• _Brief_: Can you reproduce, unchanged, the lines from the line with "data-label: 2216.47 [1112, 5, 1166, 22]" to the line with "uI element localization: list", including both of those lines?

• _Data entries_:
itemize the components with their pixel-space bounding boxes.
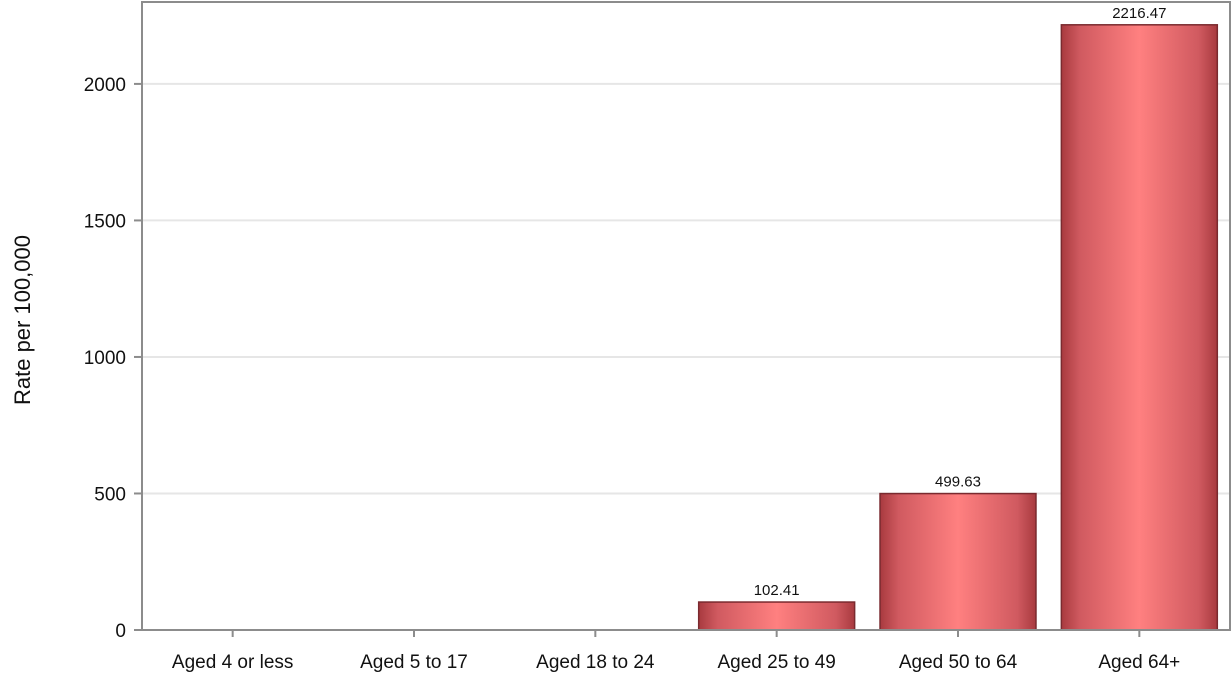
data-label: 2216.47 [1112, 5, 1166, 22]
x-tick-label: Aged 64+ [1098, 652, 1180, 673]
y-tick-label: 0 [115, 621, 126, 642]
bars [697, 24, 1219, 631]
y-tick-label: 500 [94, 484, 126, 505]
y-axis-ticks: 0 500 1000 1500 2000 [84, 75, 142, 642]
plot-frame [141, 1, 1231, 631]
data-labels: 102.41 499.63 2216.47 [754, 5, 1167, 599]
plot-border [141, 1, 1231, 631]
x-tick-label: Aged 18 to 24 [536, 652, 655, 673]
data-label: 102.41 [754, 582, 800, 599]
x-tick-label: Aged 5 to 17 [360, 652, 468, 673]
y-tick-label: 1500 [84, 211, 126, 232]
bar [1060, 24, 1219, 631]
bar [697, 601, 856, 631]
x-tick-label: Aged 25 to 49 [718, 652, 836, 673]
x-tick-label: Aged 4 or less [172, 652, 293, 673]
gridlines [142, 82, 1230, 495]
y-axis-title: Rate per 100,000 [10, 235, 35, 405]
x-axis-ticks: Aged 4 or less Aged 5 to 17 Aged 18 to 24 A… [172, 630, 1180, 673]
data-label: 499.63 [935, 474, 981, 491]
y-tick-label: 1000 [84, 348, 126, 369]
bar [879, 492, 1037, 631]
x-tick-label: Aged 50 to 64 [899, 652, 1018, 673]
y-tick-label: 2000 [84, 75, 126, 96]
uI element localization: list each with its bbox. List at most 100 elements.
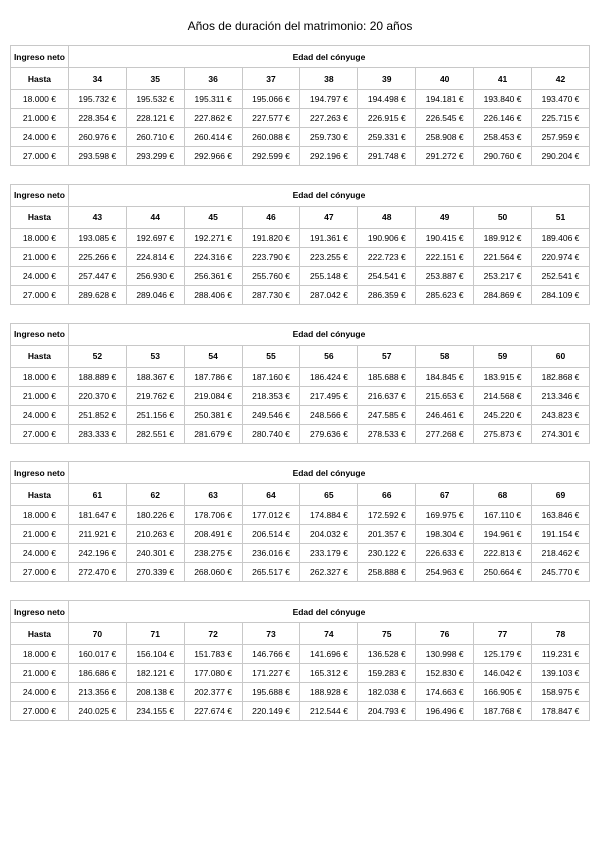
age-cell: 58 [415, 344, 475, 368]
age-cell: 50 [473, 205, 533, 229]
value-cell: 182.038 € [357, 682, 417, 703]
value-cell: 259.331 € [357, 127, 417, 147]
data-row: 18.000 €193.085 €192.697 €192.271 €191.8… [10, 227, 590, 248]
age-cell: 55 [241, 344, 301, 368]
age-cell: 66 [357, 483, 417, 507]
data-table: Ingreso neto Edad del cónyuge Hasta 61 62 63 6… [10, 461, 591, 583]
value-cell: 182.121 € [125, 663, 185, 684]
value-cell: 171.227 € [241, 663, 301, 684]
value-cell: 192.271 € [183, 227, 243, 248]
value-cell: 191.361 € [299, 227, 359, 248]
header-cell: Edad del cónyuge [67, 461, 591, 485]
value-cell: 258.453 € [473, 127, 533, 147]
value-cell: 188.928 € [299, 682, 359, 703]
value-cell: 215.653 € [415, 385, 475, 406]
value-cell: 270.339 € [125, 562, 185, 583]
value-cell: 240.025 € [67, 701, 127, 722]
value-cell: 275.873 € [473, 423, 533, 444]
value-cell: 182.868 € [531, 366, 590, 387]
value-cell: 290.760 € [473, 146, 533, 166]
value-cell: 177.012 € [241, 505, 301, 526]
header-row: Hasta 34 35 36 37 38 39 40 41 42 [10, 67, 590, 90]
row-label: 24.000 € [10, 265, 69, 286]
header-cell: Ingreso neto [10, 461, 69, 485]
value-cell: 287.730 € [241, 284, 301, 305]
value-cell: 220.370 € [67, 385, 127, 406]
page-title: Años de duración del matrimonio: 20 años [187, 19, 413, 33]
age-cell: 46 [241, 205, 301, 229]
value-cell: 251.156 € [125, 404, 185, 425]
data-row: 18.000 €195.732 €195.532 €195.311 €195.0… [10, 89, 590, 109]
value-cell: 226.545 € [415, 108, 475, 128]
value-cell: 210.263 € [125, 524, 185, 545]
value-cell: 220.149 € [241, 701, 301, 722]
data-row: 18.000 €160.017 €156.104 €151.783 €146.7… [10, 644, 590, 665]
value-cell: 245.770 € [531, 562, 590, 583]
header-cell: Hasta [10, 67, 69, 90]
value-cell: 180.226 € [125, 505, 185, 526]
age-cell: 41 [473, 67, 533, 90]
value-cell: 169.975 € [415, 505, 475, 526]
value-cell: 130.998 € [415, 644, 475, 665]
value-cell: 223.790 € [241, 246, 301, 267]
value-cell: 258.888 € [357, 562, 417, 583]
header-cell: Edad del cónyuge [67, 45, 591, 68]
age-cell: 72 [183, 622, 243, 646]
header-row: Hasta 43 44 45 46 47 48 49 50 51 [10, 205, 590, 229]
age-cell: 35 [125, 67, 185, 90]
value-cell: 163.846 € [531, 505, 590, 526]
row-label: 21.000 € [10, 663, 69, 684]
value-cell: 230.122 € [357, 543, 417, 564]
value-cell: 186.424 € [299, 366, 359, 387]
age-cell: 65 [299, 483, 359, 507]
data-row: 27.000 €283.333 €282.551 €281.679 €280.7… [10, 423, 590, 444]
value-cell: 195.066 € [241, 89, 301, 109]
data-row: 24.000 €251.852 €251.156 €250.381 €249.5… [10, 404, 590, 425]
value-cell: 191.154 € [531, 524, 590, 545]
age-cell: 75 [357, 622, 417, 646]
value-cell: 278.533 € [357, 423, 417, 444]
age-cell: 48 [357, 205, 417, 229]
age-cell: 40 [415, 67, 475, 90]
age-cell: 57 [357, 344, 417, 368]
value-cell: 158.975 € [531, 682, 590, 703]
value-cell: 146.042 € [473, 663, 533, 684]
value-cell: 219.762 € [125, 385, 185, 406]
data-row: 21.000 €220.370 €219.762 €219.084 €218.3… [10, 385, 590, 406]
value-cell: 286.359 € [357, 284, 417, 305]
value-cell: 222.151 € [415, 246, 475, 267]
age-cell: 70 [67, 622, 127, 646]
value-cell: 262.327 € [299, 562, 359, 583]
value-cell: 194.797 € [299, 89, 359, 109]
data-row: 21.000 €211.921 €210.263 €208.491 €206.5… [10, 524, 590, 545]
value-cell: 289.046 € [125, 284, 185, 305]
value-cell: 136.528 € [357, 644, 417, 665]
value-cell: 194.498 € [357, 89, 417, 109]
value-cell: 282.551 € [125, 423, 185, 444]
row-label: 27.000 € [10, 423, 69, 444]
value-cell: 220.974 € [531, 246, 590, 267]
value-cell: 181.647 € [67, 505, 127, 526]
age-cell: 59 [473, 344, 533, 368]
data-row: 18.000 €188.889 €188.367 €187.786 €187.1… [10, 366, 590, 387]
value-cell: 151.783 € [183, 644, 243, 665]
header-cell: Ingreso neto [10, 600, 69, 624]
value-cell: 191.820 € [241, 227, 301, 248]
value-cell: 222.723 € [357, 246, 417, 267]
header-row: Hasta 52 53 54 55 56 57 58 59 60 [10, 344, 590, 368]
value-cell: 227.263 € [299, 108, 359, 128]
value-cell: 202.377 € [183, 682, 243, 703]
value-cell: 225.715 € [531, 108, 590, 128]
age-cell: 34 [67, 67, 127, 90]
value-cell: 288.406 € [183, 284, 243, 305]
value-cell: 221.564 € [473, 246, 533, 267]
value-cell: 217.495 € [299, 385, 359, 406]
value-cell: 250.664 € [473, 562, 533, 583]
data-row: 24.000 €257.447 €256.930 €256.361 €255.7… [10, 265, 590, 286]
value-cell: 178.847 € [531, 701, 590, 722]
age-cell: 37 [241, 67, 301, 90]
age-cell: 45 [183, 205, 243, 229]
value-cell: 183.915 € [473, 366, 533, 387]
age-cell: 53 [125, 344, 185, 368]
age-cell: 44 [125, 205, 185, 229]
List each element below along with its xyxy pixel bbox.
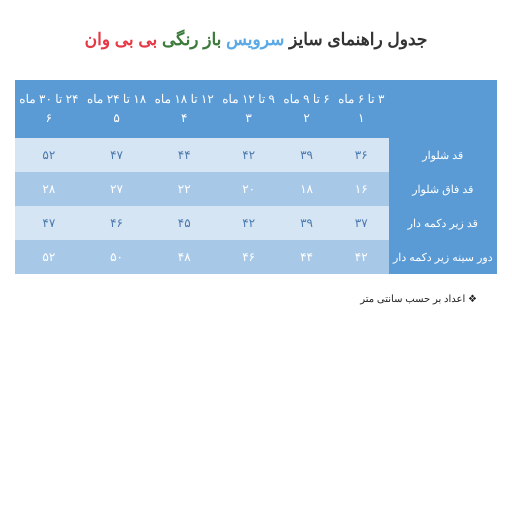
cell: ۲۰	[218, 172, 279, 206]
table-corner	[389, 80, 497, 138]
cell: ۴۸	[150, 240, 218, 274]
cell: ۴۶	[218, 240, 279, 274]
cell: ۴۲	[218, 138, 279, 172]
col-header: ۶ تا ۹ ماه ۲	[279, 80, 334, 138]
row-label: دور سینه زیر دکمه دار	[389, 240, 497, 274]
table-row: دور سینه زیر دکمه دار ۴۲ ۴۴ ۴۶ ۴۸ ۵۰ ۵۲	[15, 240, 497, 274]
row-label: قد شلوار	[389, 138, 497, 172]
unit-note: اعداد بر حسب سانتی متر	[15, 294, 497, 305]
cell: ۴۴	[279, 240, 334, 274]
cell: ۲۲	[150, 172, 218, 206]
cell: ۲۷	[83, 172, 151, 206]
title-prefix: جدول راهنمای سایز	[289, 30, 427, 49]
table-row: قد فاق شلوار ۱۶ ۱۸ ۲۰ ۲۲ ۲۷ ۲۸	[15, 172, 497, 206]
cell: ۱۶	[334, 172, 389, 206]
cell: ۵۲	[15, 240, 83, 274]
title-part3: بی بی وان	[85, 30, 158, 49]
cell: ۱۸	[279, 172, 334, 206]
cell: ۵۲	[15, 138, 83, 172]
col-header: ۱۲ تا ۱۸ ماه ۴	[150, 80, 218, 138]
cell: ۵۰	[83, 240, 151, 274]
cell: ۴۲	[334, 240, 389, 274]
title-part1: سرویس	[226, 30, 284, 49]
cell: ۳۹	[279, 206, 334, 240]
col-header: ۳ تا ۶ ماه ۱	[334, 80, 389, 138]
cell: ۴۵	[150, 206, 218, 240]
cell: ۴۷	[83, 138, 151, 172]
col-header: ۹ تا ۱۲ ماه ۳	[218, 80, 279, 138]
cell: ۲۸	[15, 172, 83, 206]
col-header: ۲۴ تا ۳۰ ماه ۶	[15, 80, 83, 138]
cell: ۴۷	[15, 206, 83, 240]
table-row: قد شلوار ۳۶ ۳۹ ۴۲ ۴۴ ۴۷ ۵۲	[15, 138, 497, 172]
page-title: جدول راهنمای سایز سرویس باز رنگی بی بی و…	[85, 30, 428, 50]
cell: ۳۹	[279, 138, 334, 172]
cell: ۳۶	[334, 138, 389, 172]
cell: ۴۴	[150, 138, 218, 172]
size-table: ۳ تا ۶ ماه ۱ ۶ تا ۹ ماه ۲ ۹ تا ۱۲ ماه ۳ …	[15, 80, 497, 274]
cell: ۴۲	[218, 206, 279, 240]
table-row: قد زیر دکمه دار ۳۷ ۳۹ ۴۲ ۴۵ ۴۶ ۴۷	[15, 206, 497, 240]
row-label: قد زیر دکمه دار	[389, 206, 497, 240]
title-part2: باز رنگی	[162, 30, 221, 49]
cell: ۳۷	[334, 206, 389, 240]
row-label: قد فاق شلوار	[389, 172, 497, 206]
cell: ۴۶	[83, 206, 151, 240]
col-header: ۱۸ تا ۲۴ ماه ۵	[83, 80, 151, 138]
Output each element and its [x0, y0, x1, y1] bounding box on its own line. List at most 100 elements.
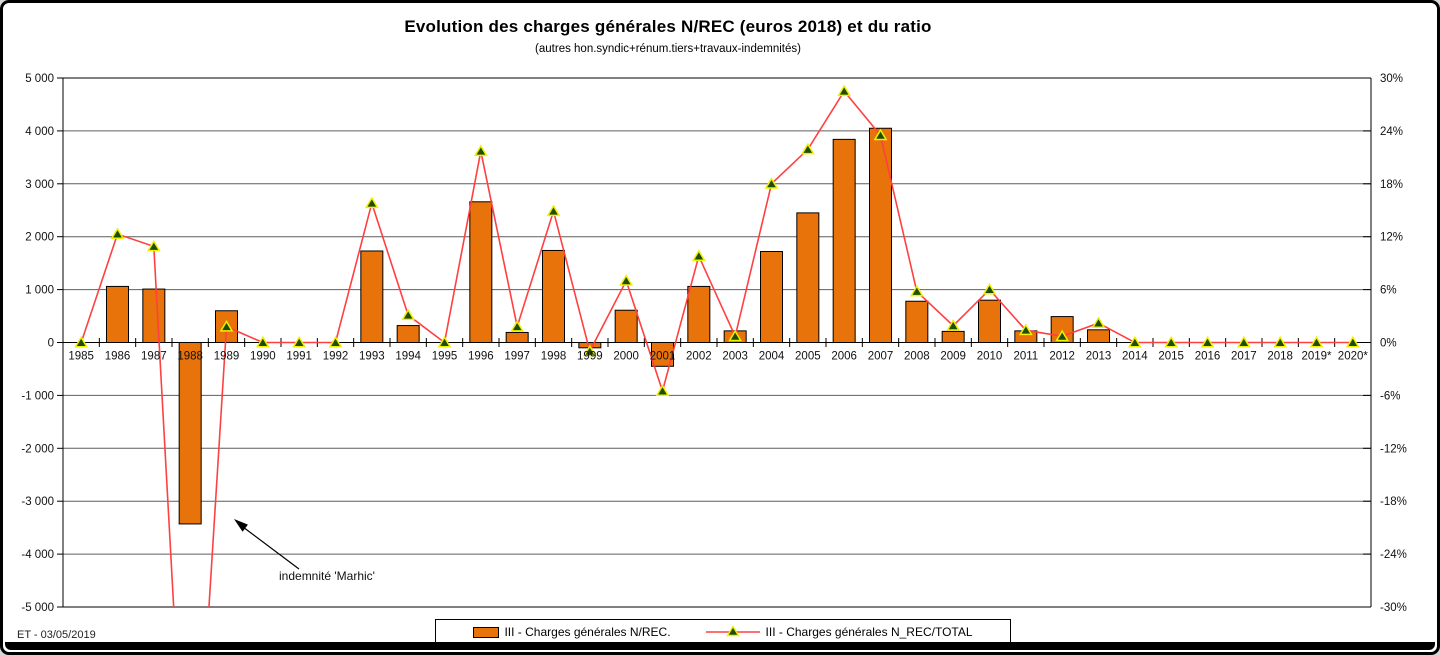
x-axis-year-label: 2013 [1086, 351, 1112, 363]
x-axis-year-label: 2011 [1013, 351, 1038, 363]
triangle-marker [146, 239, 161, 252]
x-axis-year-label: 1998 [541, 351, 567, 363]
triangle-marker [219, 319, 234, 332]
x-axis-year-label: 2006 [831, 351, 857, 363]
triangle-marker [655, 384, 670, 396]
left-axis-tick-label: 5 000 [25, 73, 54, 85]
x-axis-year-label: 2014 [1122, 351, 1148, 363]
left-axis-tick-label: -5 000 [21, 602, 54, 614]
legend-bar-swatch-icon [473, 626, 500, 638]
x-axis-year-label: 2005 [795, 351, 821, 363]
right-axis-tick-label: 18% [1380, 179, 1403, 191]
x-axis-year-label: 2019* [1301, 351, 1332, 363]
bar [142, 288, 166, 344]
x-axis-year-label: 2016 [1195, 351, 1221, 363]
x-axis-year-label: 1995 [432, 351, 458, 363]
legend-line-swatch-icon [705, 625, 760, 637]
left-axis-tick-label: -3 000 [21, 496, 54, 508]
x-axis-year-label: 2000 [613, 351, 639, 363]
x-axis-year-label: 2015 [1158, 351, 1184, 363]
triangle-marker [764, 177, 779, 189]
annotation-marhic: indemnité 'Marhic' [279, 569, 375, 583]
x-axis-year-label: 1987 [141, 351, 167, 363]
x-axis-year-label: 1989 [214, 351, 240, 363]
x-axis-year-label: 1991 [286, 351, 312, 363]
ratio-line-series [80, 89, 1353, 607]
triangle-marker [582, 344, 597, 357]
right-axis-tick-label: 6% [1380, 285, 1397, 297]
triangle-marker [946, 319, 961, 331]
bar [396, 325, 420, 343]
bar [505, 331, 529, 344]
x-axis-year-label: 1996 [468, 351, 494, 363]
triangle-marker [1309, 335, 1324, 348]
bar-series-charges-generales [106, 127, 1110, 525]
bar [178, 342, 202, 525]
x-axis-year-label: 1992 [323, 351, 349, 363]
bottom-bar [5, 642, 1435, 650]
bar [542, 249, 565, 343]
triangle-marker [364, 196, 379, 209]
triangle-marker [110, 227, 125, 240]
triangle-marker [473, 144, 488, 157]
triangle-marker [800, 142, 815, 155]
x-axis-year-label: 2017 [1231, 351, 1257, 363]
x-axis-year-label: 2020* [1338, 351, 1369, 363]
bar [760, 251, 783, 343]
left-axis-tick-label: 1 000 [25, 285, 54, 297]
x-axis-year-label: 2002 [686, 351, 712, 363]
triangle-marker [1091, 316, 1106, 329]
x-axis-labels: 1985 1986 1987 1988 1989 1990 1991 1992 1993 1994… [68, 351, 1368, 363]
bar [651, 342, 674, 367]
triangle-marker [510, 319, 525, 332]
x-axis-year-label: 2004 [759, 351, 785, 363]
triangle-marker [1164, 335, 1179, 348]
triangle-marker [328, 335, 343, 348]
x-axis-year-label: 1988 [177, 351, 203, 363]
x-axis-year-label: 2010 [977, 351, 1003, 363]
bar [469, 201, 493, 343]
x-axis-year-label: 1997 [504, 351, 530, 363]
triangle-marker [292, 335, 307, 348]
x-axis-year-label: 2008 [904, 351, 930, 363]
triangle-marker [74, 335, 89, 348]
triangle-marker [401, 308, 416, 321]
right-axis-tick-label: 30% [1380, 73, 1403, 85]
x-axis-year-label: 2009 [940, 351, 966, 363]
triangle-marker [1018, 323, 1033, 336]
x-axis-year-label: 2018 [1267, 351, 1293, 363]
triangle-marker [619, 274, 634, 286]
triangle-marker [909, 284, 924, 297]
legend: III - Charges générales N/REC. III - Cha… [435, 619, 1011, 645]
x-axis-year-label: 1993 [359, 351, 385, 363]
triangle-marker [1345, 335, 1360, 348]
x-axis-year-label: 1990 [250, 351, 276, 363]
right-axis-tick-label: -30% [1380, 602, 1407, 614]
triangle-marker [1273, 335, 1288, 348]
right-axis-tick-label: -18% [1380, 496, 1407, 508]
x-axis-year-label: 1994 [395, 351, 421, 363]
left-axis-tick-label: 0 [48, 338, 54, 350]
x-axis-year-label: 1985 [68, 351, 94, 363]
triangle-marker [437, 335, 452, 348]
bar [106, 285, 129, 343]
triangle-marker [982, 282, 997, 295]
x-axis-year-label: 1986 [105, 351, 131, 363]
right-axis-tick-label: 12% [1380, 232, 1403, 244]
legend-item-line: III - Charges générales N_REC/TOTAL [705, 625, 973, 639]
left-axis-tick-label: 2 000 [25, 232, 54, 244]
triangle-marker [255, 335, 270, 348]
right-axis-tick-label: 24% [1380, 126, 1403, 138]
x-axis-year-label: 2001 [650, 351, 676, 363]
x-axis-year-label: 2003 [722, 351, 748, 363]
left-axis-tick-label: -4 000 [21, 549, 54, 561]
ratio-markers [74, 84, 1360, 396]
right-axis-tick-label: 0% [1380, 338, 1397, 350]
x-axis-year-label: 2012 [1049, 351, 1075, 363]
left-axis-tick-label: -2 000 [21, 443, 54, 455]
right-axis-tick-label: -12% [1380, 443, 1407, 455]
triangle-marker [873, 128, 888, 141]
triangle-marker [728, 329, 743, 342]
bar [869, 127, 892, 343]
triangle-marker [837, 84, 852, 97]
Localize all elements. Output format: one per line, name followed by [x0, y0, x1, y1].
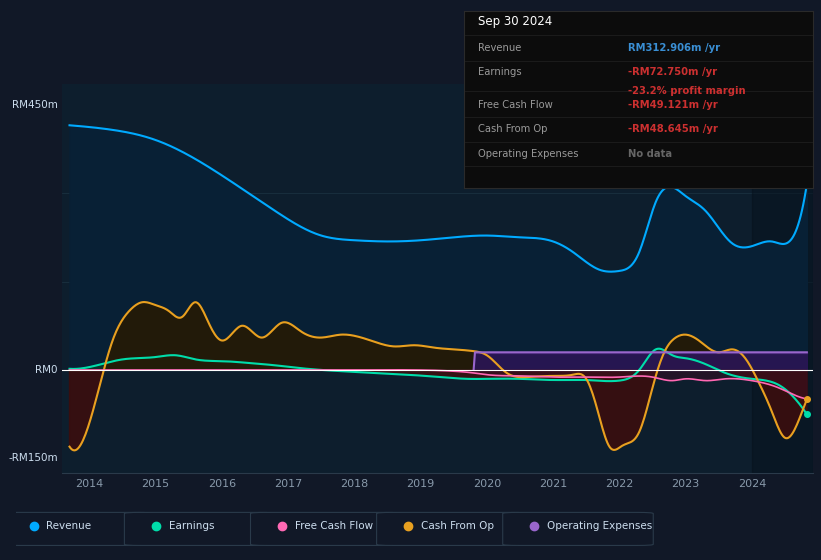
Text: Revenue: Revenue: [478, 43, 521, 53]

• _Answer to the exercise_:
data-label: 2216.47 [1112, 5, 1166, 22]
x-tick-label: Aged 64+ [1098, 652, 1180, 673]
y-tick-label: 0 [115, 621, 126, 642]
bars [697, 24, 1219, 631]
y-tick-label: 500 [94, 484, 126, 505]
y-axis-ticks: 0 500 1000 1500 2000 [84, 75, 142, 642]
plot-frame [141, 1, 1231, 631]
data-labels: 102.41 499.63 2216.47 [754, 5, 1167, 599]
plot-border [141, 1, 1231, 631]
x-tick-label: Aged 18 to 24 [536, 652, 655, 673]
data-label: 102.41 [754, 582, 800, 599]
x-tick-label: Aged 5 to 17 [360, 652, 468, 673]
y-tick-label: 1500 [84, 211, 126, 232]
bar [1060, 24, 1219, 631]
bar [697, 601, 856, 631]
x-tick-label: Aged 25 to 49 [718, 652, 836, 673]
x-tick-label: Aged 4 or less [172, 652, 293, 673]
gridlines [142, 82, 1230, 495]
y-axis-title: Rate per 100,000 [10, 235, 35, 405]
x-axis-ticks: Aged 4 or less Aged 5 to 17 Aged 18 to 24 A… [172, 630, 1180, 673]
data-label: 499.63 [935, 474, 981, 491]
y-tick-label: 1000 [84, 348, 126, 369]
bar [879, 492, 1037, 631]
x-tick-label: Aged 50 to 64 [899, 652, 1018, 673]
y-tick-label: 2000 [84, 75, 126, 96]
uI element localization: list each with its bbox. List at most 100 elements.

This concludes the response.